* start *
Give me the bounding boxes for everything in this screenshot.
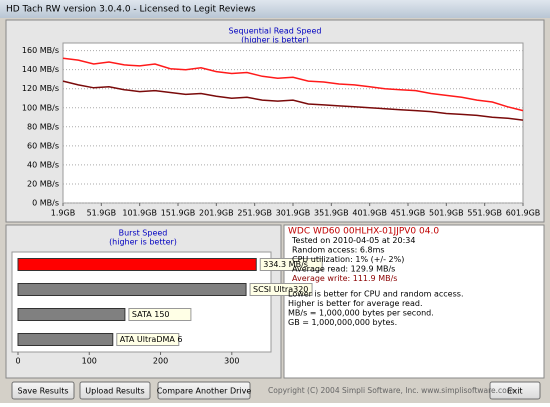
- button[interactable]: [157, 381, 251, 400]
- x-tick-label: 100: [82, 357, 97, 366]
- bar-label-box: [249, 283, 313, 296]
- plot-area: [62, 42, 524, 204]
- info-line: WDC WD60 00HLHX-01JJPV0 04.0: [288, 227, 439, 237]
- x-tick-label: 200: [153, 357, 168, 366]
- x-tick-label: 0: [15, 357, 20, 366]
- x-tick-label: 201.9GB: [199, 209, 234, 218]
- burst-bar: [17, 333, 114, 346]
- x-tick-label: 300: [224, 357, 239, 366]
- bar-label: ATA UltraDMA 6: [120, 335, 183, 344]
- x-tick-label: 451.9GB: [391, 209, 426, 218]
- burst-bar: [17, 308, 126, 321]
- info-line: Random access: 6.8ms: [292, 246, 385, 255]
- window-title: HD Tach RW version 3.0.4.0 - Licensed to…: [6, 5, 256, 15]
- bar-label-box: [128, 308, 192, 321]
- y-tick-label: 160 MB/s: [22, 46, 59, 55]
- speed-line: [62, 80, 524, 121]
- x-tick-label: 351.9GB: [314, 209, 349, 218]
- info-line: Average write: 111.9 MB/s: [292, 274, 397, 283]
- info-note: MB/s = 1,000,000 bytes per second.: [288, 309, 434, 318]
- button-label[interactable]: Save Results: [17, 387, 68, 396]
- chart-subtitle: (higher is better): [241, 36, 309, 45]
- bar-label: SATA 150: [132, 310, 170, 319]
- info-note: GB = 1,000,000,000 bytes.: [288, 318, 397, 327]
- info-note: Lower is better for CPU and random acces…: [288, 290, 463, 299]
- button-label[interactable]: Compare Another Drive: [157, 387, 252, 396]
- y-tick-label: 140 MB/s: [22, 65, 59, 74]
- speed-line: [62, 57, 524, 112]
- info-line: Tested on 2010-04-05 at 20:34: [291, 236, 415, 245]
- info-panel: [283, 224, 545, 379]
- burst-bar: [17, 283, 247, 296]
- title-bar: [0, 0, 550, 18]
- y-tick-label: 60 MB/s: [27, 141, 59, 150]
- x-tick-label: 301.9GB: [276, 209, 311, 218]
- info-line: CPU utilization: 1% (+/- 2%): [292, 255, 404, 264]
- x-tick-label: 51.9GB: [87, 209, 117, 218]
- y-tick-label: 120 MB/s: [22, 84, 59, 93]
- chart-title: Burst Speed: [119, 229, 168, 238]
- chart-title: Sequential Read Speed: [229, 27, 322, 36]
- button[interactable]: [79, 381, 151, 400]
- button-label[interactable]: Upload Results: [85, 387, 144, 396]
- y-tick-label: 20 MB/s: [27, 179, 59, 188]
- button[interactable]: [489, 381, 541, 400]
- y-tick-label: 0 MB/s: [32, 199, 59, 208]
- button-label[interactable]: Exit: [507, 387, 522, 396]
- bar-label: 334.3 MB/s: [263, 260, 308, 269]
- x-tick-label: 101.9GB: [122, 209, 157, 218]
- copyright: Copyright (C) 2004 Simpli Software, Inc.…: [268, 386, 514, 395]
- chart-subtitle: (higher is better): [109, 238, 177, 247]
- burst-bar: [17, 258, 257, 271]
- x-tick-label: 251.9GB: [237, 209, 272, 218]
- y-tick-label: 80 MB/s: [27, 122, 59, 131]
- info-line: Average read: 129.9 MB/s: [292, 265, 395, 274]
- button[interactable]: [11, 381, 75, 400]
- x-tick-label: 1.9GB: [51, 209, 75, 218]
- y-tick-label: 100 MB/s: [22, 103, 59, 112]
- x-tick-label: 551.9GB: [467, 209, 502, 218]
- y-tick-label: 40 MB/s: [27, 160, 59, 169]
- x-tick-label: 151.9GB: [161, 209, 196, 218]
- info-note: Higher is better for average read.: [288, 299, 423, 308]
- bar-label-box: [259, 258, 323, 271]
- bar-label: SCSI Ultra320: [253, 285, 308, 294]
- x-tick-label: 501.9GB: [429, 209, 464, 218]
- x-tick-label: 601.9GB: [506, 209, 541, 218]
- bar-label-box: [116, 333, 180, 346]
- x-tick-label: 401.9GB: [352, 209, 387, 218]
* end *
* start *
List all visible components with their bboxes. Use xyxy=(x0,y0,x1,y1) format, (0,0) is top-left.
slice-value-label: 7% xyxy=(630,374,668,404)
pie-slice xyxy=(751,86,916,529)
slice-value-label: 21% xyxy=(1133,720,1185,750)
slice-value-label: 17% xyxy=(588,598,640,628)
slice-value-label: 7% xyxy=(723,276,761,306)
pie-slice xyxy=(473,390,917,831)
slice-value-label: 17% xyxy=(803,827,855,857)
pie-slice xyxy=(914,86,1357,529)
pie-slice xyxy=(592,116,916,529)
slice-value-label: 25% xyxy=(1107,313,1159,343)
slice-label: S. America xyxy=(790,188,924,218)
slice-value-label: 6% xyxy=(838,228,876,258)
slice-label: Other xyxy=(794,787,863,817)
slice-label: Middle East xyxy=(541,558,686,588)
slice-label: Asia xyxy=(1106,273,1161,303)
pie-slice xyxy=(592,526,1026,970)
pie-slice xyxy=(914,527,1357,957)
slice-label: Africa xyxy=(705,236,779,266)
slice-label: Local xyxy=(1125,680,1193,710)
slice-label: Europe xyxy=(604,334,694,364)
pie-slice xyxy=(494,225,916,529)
* end *
▶ Work instructions
Reproduce the lines between the one containing "- button[interactable]: [157, 381, 251, 400]" and the one containing "- bar-label: ATA", inclusive.

▶ Solution for this exercise
- button[interactable]: [157, 381, 251, 400]
- x-tick-label: 100: [82, 357, 97, 366]
- bar-label-box: [249, 283, 313, 296]
- plot-area: [62, 42, 524, 204]
- info-line: WDC WD60 00HLHX-01JJPV0 04.0: [288, 227, 439, 237]
- x-tick-label: 200: [153, 357, 168, 366]
- x-tick-label: 0: [15, 357, 20, 366]
- x-tick-label: 201.9GB: [199, 209, 234, 218]
- burst-bar: [17, 333, 114, 346]
- x-tick-label: 300: [224, 357, 239, 366]
- bar-label: ATA UltraDMA 6: [120, 335, 183, 344]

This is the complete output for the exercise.